**Activity**. The answer must be every line of the records below that holds the word "breeding".

**Material shown**.
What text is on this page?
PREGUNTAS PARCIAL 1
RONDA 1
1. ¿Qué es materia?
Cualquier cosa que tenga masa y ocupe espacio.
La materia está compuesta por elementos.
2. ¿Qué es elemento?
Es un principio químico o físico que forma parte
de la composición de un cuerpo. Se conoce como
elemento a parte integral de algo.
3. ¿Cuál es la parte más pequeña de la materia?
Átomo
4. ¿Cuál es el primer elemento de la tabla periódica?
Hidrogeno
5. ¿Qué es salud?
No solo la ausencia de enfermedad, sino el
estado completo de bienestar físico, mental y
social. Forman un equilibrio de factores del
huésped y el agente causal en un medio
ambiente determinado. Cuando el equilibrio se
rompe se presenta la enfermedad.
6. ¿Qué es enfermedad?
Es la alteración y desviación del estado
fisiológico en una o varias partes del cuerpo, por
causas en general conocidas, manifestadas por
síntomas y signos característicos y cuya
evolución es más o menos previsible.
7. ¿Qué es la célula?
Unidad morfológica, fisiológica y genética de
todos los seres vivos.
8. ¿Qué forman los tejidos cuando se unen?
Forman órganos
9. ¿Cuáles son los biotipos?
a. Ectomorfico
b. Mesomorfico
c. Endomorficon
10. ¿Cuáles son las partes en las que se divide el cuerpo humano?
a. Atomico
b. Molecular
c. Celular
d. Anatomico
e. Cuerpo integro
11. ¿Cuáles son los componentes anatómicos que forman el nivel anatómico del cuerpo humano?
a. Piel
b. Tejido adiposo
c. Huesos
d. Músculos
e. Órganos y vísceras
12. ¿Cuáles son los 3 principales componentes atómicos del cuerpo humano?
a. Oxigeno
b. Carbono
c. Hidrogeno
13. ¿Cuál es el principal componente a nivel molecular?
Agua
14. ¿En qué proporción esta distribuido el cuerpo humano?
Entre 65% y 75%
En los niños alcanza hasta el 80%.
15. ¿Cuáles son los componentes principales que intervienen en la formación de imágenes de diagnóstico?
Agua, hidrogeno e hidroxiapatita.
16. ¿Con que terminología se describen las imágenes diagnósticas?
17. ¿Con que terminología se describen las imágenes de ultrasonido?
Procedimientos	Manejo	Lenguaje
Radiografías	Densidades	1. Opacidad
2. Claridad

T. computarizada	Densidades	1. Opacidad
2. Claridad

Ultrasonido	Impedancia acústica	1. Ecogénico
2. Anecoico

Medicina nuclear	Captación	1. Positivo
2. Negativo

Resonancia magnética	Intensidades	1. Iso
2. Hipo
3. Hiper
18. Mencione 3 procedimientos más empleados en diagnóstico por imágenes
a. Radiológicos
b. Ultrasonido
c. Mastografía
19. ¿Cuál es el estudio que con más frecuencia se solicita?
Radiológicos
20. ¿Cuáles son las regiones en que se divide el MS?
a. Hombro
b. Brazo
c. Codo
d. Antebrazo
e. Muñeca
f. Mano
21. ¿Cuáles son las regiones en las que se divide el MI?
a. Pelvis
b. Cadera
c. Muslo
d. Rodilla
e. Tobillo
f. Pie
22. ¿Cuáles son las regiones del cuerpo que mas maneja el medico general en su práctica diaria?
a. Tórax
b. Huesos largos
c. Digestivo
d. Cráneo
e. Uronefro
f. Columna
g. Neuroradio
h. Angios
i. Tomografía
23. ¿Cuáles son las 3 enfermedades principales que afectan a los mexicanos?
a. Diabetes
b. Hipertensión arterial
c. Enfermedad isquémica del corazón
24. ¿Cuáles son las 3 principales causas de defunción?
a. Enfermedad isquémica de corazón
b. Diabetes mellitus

...

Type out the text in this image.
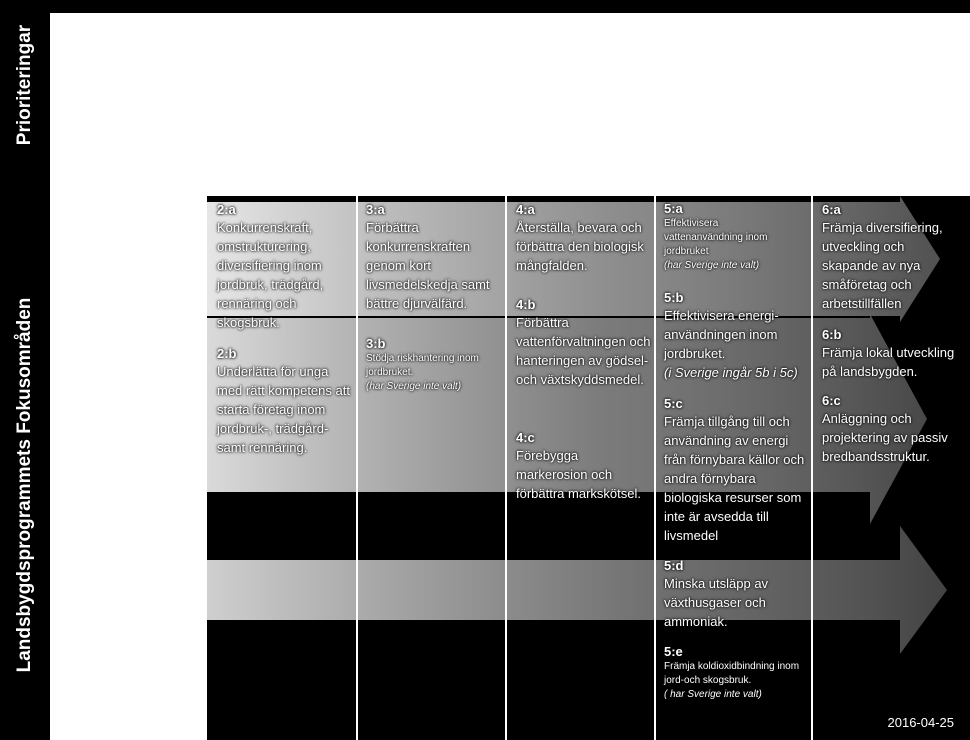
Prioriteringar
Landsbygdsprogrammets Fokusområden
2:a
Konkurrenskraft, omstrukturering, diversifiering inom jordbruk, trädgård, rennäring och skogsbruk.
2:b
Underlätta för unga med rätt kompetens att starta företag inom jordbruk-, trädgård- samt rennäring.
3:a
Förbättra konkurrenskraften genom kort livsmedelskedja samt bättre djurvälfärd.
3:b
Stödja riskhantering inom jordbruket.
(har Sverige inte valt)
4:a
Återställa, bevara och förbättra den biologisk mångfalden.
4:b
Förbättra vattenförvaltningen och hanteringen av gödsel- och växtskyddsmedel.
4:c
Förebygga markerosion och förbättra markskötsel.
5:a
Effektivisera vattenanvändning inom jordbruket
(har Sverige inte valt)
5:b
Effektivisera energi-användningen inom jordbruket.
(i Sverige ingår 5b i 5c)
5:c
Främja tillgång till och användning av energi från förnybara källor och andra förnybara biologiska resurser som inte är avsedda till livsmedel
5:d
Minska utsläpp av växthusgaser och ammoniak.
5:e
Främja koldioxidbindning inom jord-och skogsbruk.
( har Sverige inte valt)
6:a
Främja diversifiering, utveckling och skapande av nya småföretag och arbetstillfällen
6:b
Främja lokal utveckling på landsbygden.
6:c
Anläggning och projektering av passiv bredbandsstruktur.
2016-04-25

* * *

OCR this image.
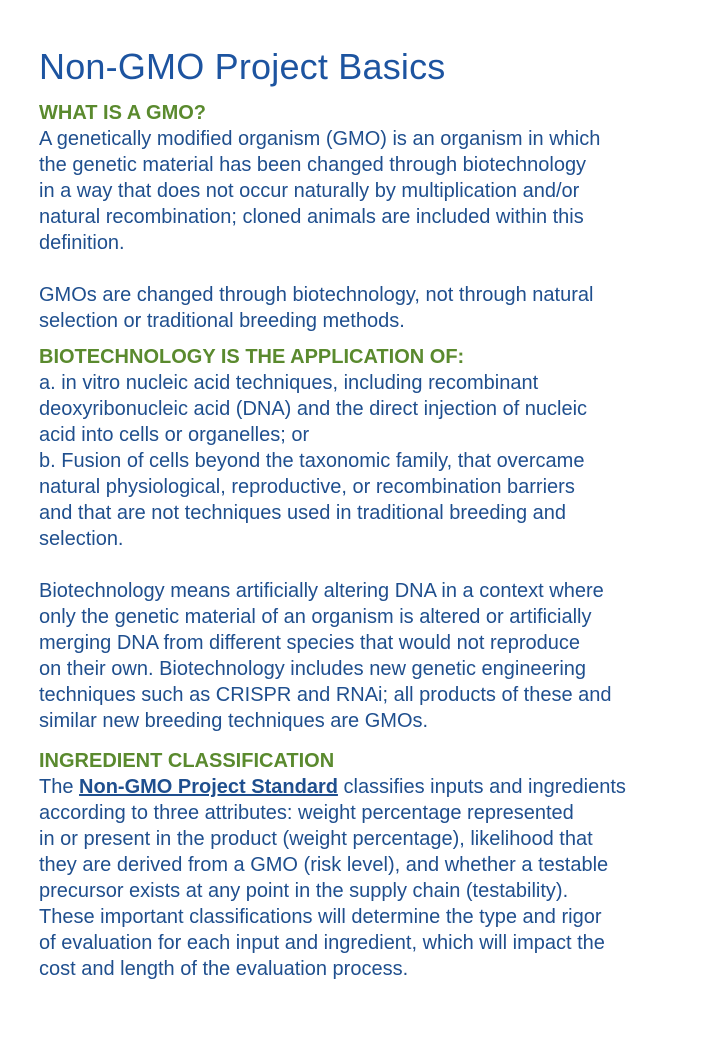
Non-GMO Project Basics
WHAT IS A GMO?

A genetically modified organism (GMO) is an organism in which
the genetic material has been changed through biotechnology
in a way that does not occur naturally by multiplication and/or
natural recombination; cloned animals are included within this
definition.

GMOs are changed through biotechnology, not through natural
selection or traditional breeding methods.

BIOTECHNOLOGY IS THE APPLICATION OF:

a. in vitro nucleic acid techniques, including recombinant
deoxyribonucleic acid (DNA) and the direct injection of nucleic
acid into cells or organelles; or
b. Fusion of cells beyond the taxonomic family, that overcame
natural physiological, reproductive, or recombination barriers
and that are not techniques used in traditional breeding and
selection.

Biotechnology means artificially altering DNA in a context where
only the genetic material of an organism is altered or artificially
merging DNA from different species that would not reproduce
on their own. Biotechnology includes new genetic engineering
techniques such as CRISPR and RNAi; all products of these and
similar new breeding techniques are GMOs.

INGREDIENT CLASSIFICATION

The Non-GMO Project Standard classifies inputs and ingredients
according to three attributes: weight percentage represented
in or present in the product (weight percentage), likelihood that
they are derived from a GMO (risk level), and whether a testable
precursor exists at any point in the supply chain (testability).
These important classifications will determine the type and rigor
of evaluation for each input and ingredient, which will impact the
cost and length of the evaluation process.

**Task output**.
selection or traditional breeding methods.
and that are not techniques used in traditional breeding and
similar new breeding techniques are GMOs.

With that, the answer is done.